Your objective: Print the lines below exactly as written, with none missing.

(Records begins)

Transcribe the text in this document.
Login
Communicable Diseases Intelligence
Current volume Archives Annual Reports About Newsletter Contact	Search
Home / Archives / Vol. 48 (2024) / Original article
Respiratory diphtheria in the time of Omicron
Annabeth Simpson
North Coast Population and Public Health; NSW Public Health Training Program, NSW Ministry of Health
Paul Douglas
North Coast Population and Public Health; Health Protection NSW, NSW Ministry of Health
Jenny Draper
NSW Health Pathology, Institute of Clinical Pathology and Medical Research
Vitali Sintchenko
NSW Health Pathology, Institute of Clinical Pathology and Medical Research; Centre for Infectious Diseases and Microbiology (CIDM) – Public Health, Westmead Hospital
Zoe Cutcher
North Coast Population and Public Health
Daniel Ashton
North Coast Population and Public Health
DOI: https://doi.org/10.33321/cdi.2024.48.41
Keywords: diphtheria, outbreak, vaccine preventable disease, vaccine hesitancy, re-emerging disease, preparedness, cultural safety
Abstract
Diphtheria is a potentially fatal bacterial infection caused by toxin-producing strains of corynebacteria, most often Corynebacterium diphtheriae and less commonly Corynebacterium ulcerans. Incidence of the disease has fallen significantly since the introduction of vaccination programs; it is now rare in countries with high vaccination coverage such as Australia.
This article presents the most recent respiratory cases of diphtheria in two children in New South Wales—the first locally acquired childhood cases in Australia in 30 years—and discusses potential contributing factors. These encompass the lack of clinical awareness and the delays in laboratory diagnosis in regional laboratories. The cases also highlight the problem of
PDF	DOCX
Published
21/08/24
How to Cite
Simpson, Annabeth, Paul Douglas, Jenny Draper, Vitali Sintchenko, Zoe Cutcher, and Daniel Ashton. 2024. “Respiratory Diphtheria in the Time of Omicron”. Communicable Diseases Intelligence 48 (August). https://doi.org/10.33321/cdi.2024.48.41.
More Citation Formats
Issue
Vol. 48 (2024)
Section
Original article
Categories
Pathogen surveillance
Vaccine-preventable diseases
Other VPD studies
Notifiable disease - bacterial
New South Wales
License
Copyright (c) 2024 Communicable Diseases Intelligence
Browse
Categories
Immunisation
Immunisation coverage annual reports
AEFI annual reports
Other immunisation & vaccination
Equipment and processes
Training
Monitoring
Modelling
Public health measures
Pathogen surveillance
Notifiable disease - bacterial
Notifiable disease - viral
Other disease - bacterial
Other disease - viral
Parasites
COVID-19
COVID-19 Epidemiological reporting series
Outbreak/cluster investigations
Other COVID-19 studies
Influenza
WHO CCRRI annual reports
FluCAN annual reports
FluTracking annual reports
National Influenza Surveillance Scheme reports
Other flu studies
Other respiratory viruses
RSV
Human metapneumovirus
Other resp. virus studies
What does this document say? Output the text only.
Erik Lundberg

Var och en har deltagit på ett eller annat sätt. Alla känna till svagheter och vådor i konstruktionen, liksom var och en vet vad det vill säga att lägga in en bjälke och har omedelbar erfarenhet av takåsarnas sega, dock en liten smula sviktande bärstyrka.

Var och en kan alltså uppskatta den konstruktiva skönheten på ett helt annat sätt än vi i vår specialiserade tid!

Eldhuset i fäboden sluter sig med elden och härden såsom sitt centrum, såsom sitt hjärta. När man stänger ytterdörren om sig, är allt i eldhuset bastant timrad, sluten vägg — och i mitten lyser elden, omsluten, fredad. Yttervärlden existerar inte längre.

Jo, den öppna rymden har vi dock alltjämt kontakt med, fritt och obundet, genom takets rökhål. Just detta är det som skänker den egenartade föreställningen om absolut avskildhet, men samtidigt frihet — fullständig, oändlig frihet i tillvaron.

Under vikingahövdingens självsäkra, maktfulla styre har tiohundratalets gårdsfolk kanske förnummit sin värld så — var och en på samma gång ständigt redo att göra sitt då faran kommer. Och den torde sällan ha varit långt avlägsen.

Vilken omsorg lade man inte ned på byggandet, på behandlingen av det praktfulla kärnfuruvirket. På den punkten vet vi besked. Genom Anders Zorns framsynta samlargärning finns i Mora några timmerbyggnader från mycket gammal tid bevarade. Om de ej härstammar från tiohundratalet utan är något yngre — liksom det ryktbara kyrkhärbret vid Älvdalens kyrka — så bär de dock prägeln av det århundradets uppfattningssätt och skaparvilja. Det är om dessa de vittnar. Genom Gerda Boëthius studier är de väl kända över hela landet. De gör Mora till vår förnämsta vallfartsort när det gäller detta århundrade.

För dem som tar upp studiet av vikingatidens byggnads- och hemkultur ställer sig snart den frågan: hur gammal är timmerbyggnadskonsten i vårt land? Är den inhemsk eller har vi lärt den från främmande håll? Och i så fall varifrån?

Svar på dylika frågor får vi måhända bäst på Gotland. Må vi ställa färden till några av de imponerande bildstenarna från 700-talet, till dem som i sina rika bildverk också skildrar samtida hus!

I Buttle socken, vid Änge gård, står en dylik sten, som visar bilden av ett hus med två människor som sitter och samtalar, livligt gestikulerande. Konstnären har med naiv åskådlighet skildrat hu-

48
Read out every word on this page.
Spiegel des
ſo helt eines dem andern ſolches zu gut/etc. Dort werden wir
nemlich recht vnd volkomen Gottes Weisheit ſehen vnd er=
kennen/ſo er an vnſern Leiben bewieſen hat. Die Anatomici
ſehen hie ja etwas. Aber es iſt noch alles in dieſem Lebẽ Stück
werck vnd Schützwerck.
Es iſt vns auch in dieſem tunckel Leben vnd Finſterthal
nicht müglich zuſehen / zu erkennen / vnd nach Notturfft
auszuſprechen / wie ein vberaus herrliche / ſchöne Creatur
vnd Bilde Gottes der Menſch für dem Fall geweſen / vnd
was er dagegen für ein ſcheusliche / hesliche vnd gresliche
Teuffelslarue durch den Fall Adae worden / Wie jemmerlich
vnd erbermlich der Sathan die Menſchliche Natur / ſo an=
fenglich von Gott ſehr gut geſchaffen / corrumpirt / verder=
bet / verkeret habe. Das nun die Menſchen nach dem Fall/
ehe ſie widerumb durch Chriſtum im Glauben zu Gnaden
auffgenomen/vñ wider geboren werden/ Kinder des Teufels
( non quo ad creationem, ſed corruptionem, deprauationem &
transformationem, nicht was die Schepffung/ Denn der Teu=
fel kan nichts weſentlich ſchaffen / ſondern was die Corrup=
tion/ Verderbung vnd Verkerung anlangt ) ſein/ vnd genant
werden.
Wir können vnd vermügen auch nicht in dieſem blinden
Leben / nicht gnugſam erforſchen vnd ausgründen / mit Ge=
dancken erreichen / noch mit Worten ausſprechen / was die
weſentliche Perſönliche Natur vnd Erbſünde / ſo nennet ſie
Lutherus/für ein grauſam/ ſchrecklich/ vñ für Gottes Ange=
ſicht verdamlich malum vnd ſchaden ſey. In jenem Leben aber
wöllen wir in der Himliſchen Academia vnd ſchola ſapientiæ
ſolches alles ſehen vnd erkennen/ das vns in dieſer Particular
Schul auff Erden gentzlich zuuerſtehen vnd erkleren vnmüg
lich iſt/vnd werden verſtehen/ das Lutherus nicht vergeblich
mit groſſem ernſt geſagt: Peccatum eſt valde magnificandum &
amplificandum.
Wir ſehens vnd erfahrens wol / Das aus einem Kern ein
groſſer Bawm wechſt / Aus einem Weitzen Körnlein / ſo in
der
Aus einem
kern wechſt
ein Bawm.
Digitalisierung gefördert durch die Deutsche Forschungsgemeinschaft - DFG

(Records ends)

Solution for this exercise:
Transcribe the text in this document.
Login
Communicable Diseases Intelligence
Current volume Archives Annual Reports About Newsletter Contact	Search
Home / Archives / Vol. 48 (2024) / Original article
Respiratory diphtheria in the time of Omicron
Annabeth Simpson
North Coast Population and Public Health; NSW Public Health Training Program, NSW Ministry of Health
Paul Douglas
North Coast Population and Public Health; Health Protection NSW, NSW Ministry of Health
Jenny Draper
NSW Health Pathology, Institute of Clinical Pathology and Medical Research
Vitali Sintchenko
NSW Health Pathology, Institute of Clinical Pathology and Medical Research; Centre for Infectious Diseases and Microbiology (CIDM) – Public Health, Westmead Hospital
Zoe Cutcher
North Coast Population and Public Health
Daniel Ashton
North Coast Population and Public Health
DOI: https://doi.org/10.33321/cdi.2024.48.41
Keywords: diphtheria, outbreak, vaccine preventable disease, vaccine hesitancy, re-emerging disease, preparedness, cultural safety
Abstract
Diphtheria is a potentially fatal bacterial infection caused by toxin-producing strains of corynebacteria, most often Corynebacterium diphtheriae and less commonly Corynebacterium ulcerans. Incidence of the disease has fallen significantly since the introduction of vaccination programs; it is now rare in countries with high vaccination coverage such as Australia.
This article presents the most recent respiratory cases of diphtheria in two children in New South Wales—the first locally acquired childhood cases in Australia in 30 years—and discusses potential contributing factors. These encompass the lack of clinical awareness and the delays in laboratory diagnosis in regional laboratories. The cases also highlight the problem of
PDF	DOCX
Published
21/08/24
How to Cite
Simpson, Annabeth, Paul Douglas, Jenny Draper, Vitali Sintchenko, Zoe Cutcher, and Daniel Ashton. 2024. “Respiratory Diphtheria in the Time of Omicron”. Communicable Diseases Intelligence 48 (August). https://doi.org/10.33321/cdi.2024.48.41.
More Citation Formats
Issue
Vol. 48 (2024)
Section
Original article
Categories
Pathogen surveillance
Vaccine-preventable diseases
Other VPD studies
Notifiable disease - bacterial
New South Wales
License
Copyright (c) 2024 Communicable Diseases Intelligence
Browse
Categories
Immunisation
Immunisation coverage annual reports
AEFI annual reports
Other immunisation & vaccination
Equipment and processes
Training
Monitoring
Modelling
Public health measures
Pathogen surveillance
Notifiable disease - bacterial
Notifiable disease - viral
Other disease - bacterial
Other disease - viral
Parasites
COVID-19
COVID-19 Epidemiological reporting series
Outbreak/cluster investigations
Other COVID-19 studies
Influenza
WHO CCRRI annual reports
FluCAN annual reports
FluTracking annual reports
National Influenza Surveillance Scheme reports
Other flu studies
Other respiratory viruses
RSV
Human metapneumovirus
Other resp. virus studies
What does this document say? Output the text only.
Erik Lundberg

Var och en har deltagit på ett eller annat sätt. Alla känna till svagheter och vådor i konstruktionen, liksom var och en vet vad det vill säga att lägga in en bjälke och har omedelbar erfarenhet av takåsarnas sega, dock en liten smula sviktande bärstyrka.

Var och en kan alltså uppskatta den konstruktiva skönheten på ett helt annat sätt än vi i vår specialiserade tid!

Eldhuset i fäboden sluter sig med elden och härden såsom sitt centrum, såsom sitt hjärta. När man stänger ytterdörren om sig, är allt i eldhuset bastant timrad, sluten vägg — och i mitten lyser elden, omsluten, fredad. Yttervärlden existerar inte längre.

Jo, den öppna rymden har vi dock alltjämt kontakt med, fritt och obundet, genom takets rökhål. Just detta är det som skänker den egenartade föreställningen om absolut avskildhet, men samtidigt frihet — fullständig, oändlig frihet i tillvaron.

Under vikingahövdingens självsäkra, maktfulla styre har tiohundratalets gårdsfolk kanske förnummit sin värld så — var och en på samma gång ständigt redo att göra sitt då faran kommer. Och den torde sällan ha varit långt avlägsen.

Vilken omsorg lade man inte ned på byggandet, på behandlingen av det praktfulla kärnfuruvirket. På den punkten vet vi besked. Genom Anders Zorns framsynta samlargärning finns i Mora några timmerbyggnader från mycket gammal tid bevarade. Om de ej härstammar från tiohundratalet utan är något yngre — liksom det ryktbara kyrkhärbret vid Älvdalens kyrka — så bär de dock prägeln av det århundradets uppfattningssätt och skaparvilja. Det är om dessa de vittnar. Genom Gerda Boëthius studier är de väl kända över hela landet. De gör Mora till vår förnämsta vallfartsort när det gäller detta århundrade.

För dem som tar upp studiet av vikingatidens byggnads- och hemkultur ställer sig snart den frågan: hur gammal är timmerbyggnadskonsten i vårt land? Är den inhemsk eller har vi lärt den från främmande håll? Och i så fall varifrån?

Svar på dylika frågor får vi måhända bäst på Gotland. Må vi ställa färden till några av de imponerande bildstenarna från 700-talet, till dem som i sina rika bildverk också skildrar samtida hus!

I Buttle socken, vid Änge gård, står en dylik sten, som visar bilden av ett hus med två människor som sitter och samtalar, livligt gestikulerande. Konstnären har med naiv åskådlighet skildrat hu-

48
Read out every word on this page.
Spiegel des
ſo helt eines dem andern ſolches zu gut/etc. Dort werden wir
nemlich recht vnd volkomen Gottes Weisheit ſehen vnd er=
kennen/ſo er an vnſern Leiben bewieſen hat. Die Anatomici
ſehen hie ja etwas. Aber es iſt noch alles in dieſem Lebẽ Stück
werck vnd Schützwerck.
Es iſt vns auch in dieſem tunckel Leben vnd Finſterthal
nicht müglich zuſehen / zu erkennen / vnd nach Notturfft
auszuſprechen / wie ein vberaus herrliche / ſchöne Creatur
vnd Bilde Gottes der Menſch für dem Fall geweſen / vnd
was er dagegen für ein ſcheusliche / hesliche vnd gresliche
Teuffelslarue durch den Fall Adae worden / Wie jemmerlich
vnd erbermlich der Sathan die Menſchliche Natur / ſo an=
fenglich von Gott ſehr gut geſchaffen / corrumpirt / verder=
bet / verkeret habe. Das nun die Menſchen nach dem Fall/
ehe ſie widerumb durch Chriſtum im Glauben zu Gnaden
auffgenomen/vñ wider geboren werden/ Kinder des Teufels
( non quo ad creationem, ſed corruptionem, deprauationem &
transformationem, nicht was die Schepffung/ Denn der Teu=
fel kan nichts weſentlich ſchaffen / ſondern was die Corrup=
tion/ Verderbung vnd Verkerung anlangt ) ſein/ vnd genant
werden.
Wir können vnd vermügen auch nicht in dieſem blinden
Leben / nicht gnugſam erforſchen vnd ausgründen / mit Ge=
dancken erreichen / noch mit Worten ausſprechen / was die
weſentliche Perſönliche Natur vnd Erbſünde / ſo nennet ſie
Lutherus/für ein grauſam/ ſchrecklich/ vñ für Gottes Ange=
ſicht verdamlich malum vnd ſchaden ſey. In jenem Leben aber
wöllen wir in der Himliſchen Academia vnd ſchola ſapientiæ
ſolches alles ſehen vnd erkennen/ das vns in dieſer Particular
Schul auff Erden gentzlich zuuerſtehen vnd erkleren vnmüg
lich iſt/vnd werden verſtehen/ das Lutherus nicht vergeblich
mit groſſem ernſt geſagt: Peccatum eſt valde magnificandum &
amplificandum.
Wir ſehens vnd erfahrens wol / Das aus einem Kern ein
groſſer Bawm wechſt / Aus einem Weitzen Körnlein / ſo in
der
Aus einem
kern wechſt
ein Bawm.
Digitalisierung gefördert durch die Deutsche Forschungsgemeinschaft - DFG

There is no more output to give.